Data items:
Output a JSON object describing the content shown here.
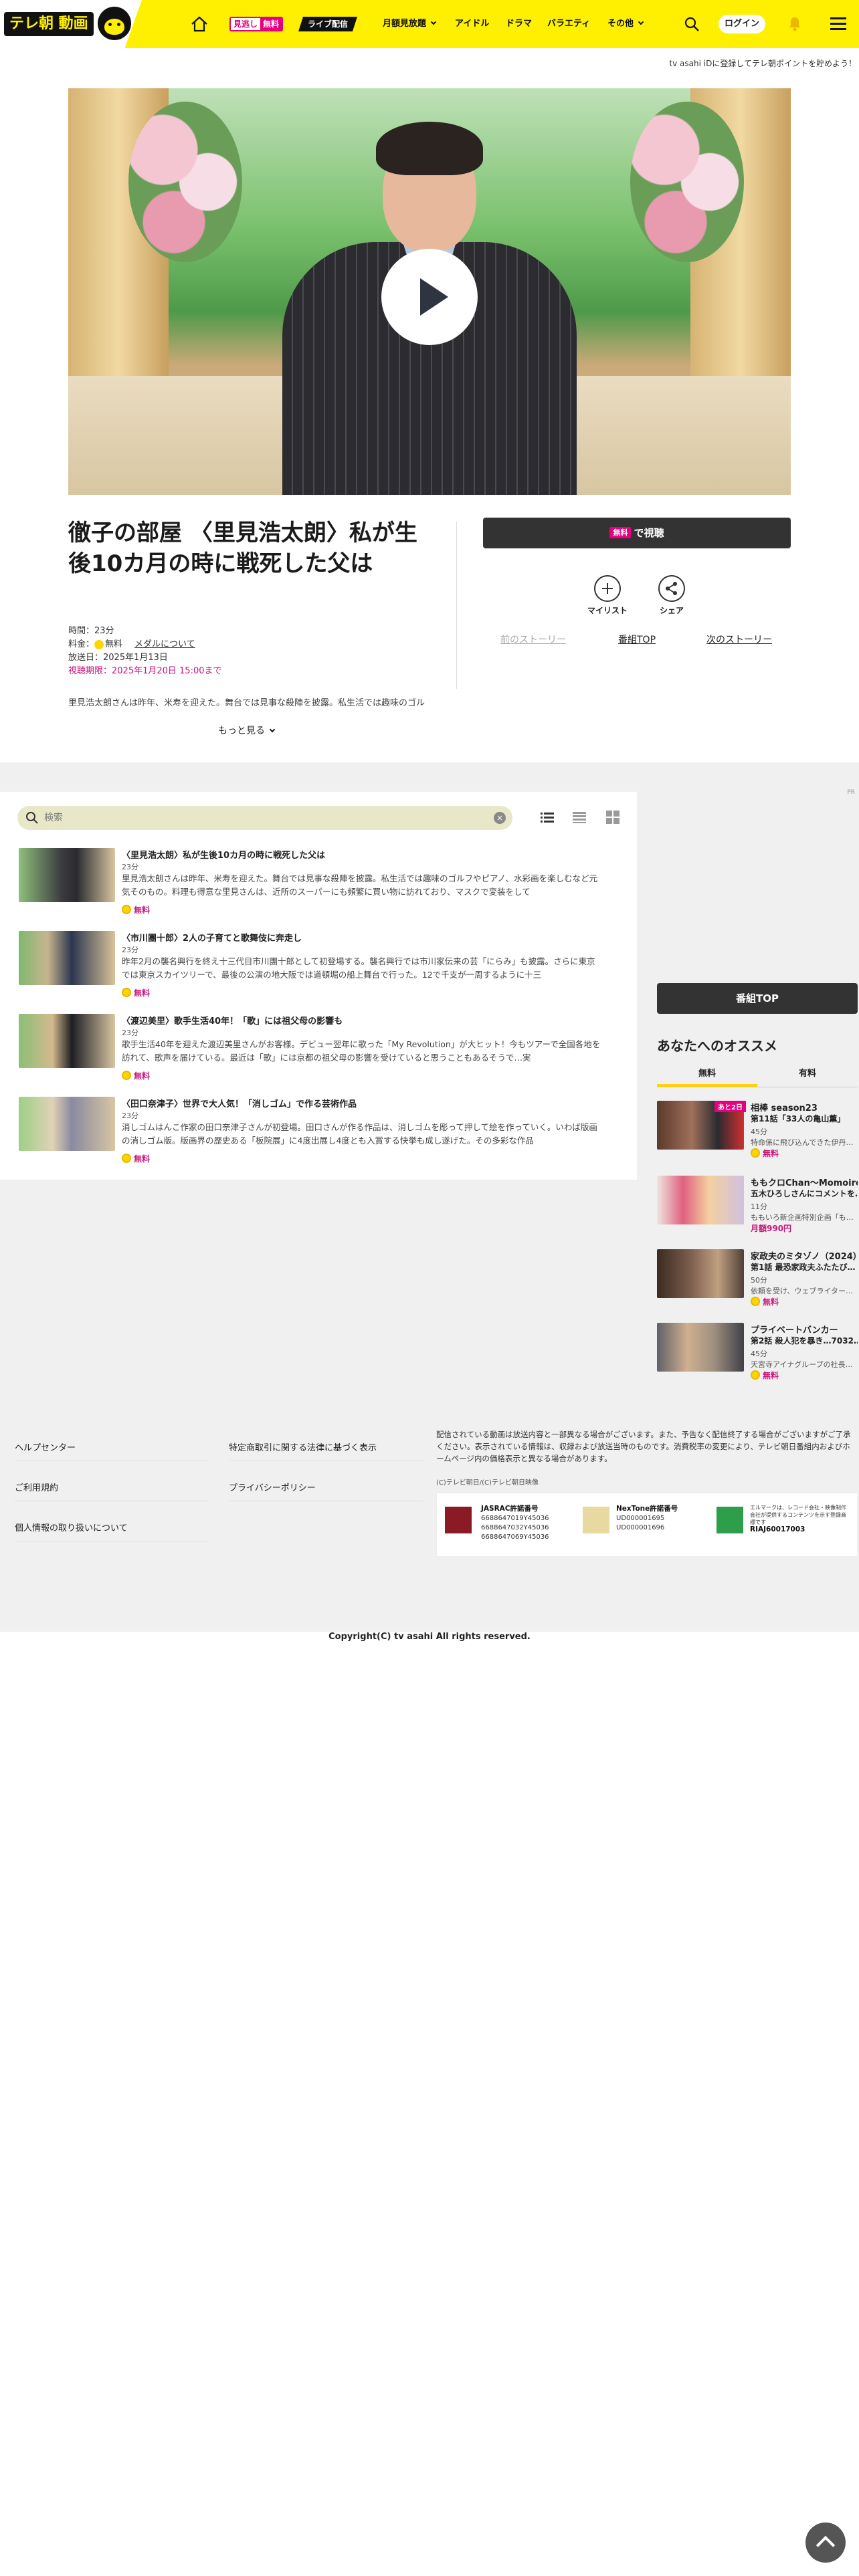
{
  "header": {
    "logo_text": "テレ朝 動画",
    "nav_miru_a": "見逃し",
    "nav_miru_b": "無料",
    "nav_live": "ライブ配信",
    "nav_items": [
      "月額見放題",
      "アイドル",
      "ドラマ",
      "バラエティ",
      "その他"
    ],
    "login": "ログイン",
    "banner": "tv asahi iDに登録してテレ朝ポイントを貯めよう！"
  },
  "episode": {
    "title": "徹子の部屋 〈里見浩太朗〉私が生後10カ月の時に戦死した父は",
    "duration": "時間：23分",
    "price_label": "料金：",
    "price_free": "無料",
    "medal_link": "メダルについて",
    "air_date": "放送日：2025年1月13日",
    "deadline": "視聴期限：2025年1月20日 15:00まで",
    "description": "里見浩太朗さんは昨年、米寿を迎えた。舞台では見事な殺陣を披露。私生活では趣味のゴル",
    "more": "もっと見る"
  },
  "actions": {
    "watch_badge": "無料",
    "watch_label": "で視聴",
    "mylist": "マイリスト",
    "share": "シェア",
    "prev": "前のストーリー",
    "top": "番組TOP",
    "next": "次のストーリー"
  },
  "list": {
    "search_placeholder": "検索",
    "ad_mark": "PR",
    "episodes": [
      {
        "title": "〈里見浩太朗〉私が生後10カ月の時に戦死した父は",
        "duration": "23分",
        "desc": "里見浩太朗さんは昨年、米寿を迎えた。舞台では見事な殺陣を披露。私生活では趣味のゴルフやピアノ、水彩画を楽しむなど元気そのもの。料理も得意な里見さんは、近所のスーパーにも頻繁に買い物に訪れており、マスクで変装をして",
        "free": "無料"
      },
      {
        "title": "〈市川團十郎〉2人の子育てと歌舞伎に奔走し",
        "duration": "23分",
        "desc": "昨年2月の襲名興行を終え十三代目市川團十郎として初登場する。襲名興行では市川家伝来の芸「にらみ」も披露。さらに東京では東京スカイツリーで、最後の公演の地大阪では道頓堀の船上舞台で行った。12で千支が一周するように十三",
        "free": "無料"
      },
      {
        "title": "〈渡辺美里〉歌手生活40年！「歌」には祖父母の影響も",
        "duration": "23分",
        "desc": "歌手生活40年を迎えた渡辺美里さんがお客様。デビュー翌年に歌った「My Revolution」が大ヒット！今もツアーで全国各地を訪れて、歌声を届けている。最近は「歌」には京都の祖父母の影響を受けていると思うこともあるそうで…実",
        "free": "無料"
      },
      {
        "title": "〈田口奈津子〉世界で大人気！「消しゴム」で作る芸術作品",
        "duration": "23分",
        "desc": "消しゴムはんこ作家の田口奈津子さんが初登場。田口さんが作る作品は、消しゴムを彫って押して絵を作っていく。いわば版画の消しゴム版。版画界の歴史ある「板院展」に4度出展し4度とも入賞する快挙も成し遂げた。その多彩な作品",
        "free": "無料"
      }
    ]
  },
  "sidebar": {
    "top_button": "番組TOP",
    "heading": "あなたへのオススメ",
    "tab_free": "無料",
    "tab_paid": "有料",
    "items": [
      {
        "new": "あと2日",
        "title": "相棒 season23",
        "ep": "第11話「33人の亀山薫」",
        "dur": "45分",
        "desc": "特命係に飛び込んできた伊丹…",
        "price": "無料"
      },
      {
        "new": "",
        "title": "ももクロChan～Momoiro Clover Z Channel～",
        "ep": "五木ひろしさんにコメントを…",
        "dur": "11分",
        "desc": "ももいろ新企画特別企画「も…",
        "price": "月額990円"
      },
      {
        "new": "",
        "title": "家政夫のミタゾノ（2024）",
        "ep": "第1話 最恐家政夫ふたたび…",
        "dur": "50分",
        "desc": "依頼を受け、ウェブライター…",
        "price": "無料"
      },
      {
        "new": "",
        "title": "プライベートバンカー",
        "ep": "第2話 殺人犯を暴き…7032…",
        "dur": "45分",
        "desc": "天宮寺アイナグループの社長…",
        "price": "無料"
      }
    ]
  },
  "footer": {
    "links_left": [
      "ヘルプセンター",
      "ご利用規約",
      "個人情報の取り扱いについて"
    ],
    "links_right": [
      "特定商取引に関する法律に基づく表示",
      "プライバシーポリシー"
    ],
    "note": "配信されている動画は放送内容と一部異なる場合がございます。また、予告なく配信終了する場合がございますがご了承ください。表示されている情報は、収録および放送当時のものです。消費税率の変更により、テレビ朝日番組内およびホームページ内の価格表示と異なる場合があります。",
    "copy_small": "(C)テレビ朝日/(C)テレビ朝日映像",
    "jasrac_title": "JASRAC許諾番号",
    "jasrac_nums": [
      "6688647019Y45036",
      "6688647032Y45036",
      "6688647069Y45036"
    ],
    "nextone_title": "NexTone許諾番号",
    "nextone_nums": [
      "UD000001695",
      "UD000001696"
    ],
    "lmark_text": "エルマークは、レコード会社・映像制作会社が提供するコンテンツを示す登録商標です",
    "lmark_num": "RIAJ60017003",
    "copyright": "Copyright(C) tv asahi All rights reserved."
  },
  "colors": {
    "brand_yellow": "#ffef00",
    "accent_pink": "#e4007f",
    "coin_yellow": "#ffd500"
  }
}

- [WHAT NEEDS TO BE DONE]:
Will you restate every entry word for word and omit the images?

- [ANSWER IN FULL]:
Output a JSON object describing the content shown here.
{
  "header": {
    "logo_text": "テレ朝 動画",
    "nav_miru_a": "見逃し",
    "nav_miru_b": "無料",
    "nav_live": "ライブ配信",
    "nav_items": [
      "月額見放題",
      "アイドル",
      "ドラマ",
      "バラエティ",
      "その他"
    ],
    "login": "ログイン",
    "banner": "tv asahi iDに登録してテレ朝ポイントを貯めよう！"
  },
  "episode": {
    "title": "徹子の部屋 〈里見浩太朗〉私が生後10カ月の時に戦死した父は",
    "duration": "時間：23分",
    "price_label": "料金：",
    "price_free": "無料",
    "medal_link": "メダルについて",
    "air_date": "放送日：2025年1月13日",
    "deadline": "視聴期限：2025年1月20日 15:00まで",
    "description": "里見浩太朗さんは昨年、米寿を迎えた。舞台では見事な殺陣を披露。私生活では趣味のゴル",
    "more": "もっと見る"
  },
  "actions": {
    "watch_badge": "無料",
    "watch_label": "で視聴",
    "mylist": "マイリスト",
    "share": "シェア",
    "prev": "前のストーリー",
    "top": "番組TOP",
    "next": "次のストーリー"
  },
  "list": {
    "search_placeholder": "検索",
    "ad_mark": "PR",
    "episodes": [
      {
        "title": "〈里見浩太朗〉私が生後10カ月の時に戦死した父は",
        "duration": "23分",
        "desc": "里見浩太朗さんは昨年、米寿を迎えた。舞台では見事な殺陣を披露。私生活では趣味のゴルフやピアノ、水彩画を楽しむなど元気そのもの。料理も得意な里見さんは、近所のスーパーにも頻繁に買い物に訪れており、マスクで変装をして",
        "free": "無料"
      },
      {
        "title": "〈市川團十郎〉2人の子育てと歌舞伎に奔走し",
        "duration": "23分",
        "desc": "昨年2月の襲名興行を終え十三代目市川團十郎として初登場する。襲名興行では市川家伝来の芸「にらみ」も披露。さらに東京では東京スカイツリーで、最後の公演の地大阪では道頓堀の船上舞台で行った。12で千支が一周するように十三",
        "free": "無料"
      },
      {
        "title": "〈渡辺美里〉歌手生活40年！「歌」には祖父母の影響も",
        "duration": "23分",
        "desc": "歌手生活40年を迎えた渡辺美里さんがお客様。デビュー翌年に歌った「My Revolution」が大ヒット！今もツアーで全国各地を訪れて、歌声を届けている。最近は「歌」には京都の祖父母の影響を受けていると思うこともあるそうで…実",
        "free": "無料"
      },
      {
        "title": "〈田口奈津子〉世界で大人気！「消しゴム」で作る芸術作品",
        "duration": "23分",
        "desc": "消しゴムはんこ作家の田口奈津子さんが初登場。田口さんが作る作品は、消しゴムを彫って押して絵を作っていく。いわば版画の消しゴム版。版画界の歴史ある「板院展」に4度出展し4度とも入賞する快挙も成し遂げた。その多彩な作品",
        "free": "無料"
      }
    ]
  },
  "sidebar": {
    "top_button": "番組TOP",
    "heading": "あなたへのオススメ",
    "tab_free": "無料",
    "tab_paid": "有料",
    "items": [
      {
        "new": "あと2日",
        "title": "相棒 season23",
        "ep": "第11話「33人の亀山薫」",
        "dur": "45分",
        "desc": "特命係に飛び込んできた伊丹…",
        "price": "無料"
      },
      {
        "new": "",
        "title": "ももクロChan～Momoiro Clover Z Channel～",
        "ep": "五木ひろしさんにコメントを…",
        "dur": "11分",
        "desc": "ももいろ新企画特別企画「も…",
        "price": "月額990円"
      },
      {
        "new": "",
        "title": "家政夫のミタゾノ（2024）",
        "ep": "第1話 最恐家政夫ふたたび…",
        "dur": "50分",
        "desc": "依頼を受け、ウェブライター…",
        "price": "無料"
      },
      {
        "new": "",
        "title": "プライベートバンカー",
        "ep": "第2話 殺人犯を暴き…7032…",
        "dur": "45分",
        "desc": "天宮寺アイナグループの社長…",
        "price": "無料"
      }
    ]
  },
  "footer": {
    "links_left": [
      "ヘルプセンター",
      "ご利用規約",
      "個人情報の取り扱いについて"
    ],
    "links_right": [
      "特定商取引に関する法律に基づく表示",
      "プライバシーポリシー"
    ],
    "note": "配信されている動画は放送内容と一部異なる場合がございます。また、予告なく配信終了する場合がございますがご了承ください。表示されている情報は、収録および放送当時のものです。消費税率の変更により、テレビ朝日番組内およびホームページ内の価格表示と異なる場合があります。",
    "copy_small": "(C)テレビ朝日/(C)テレビ朝日映像",
    "jasrac_title": "JASRAC許諾番号",
    "jasrac_nums": [
      "6688647019Y45036",
      "6688647032Y45036",
      "6688647069Y45036"
    ],
    "nextone_title": "NexTone許諾番号",
    "nextone_nums": [
      "UD000001695",
      "UD000001696"
    ],
    "lmark_text": "エルマークは、レコード会社・映像制作会社が提供するコンテンツを示す登録商標です",
    "lmark_num": "RIAJ60017003",
    "copyright": "Copyright(C) tv asahi All rights reserved."
  },
  "colors": {
    "brand_yellow": "#ffef00",
    "accent_pink": "#e4007f",
    "coin_yellow": "#ffd500"
  }
}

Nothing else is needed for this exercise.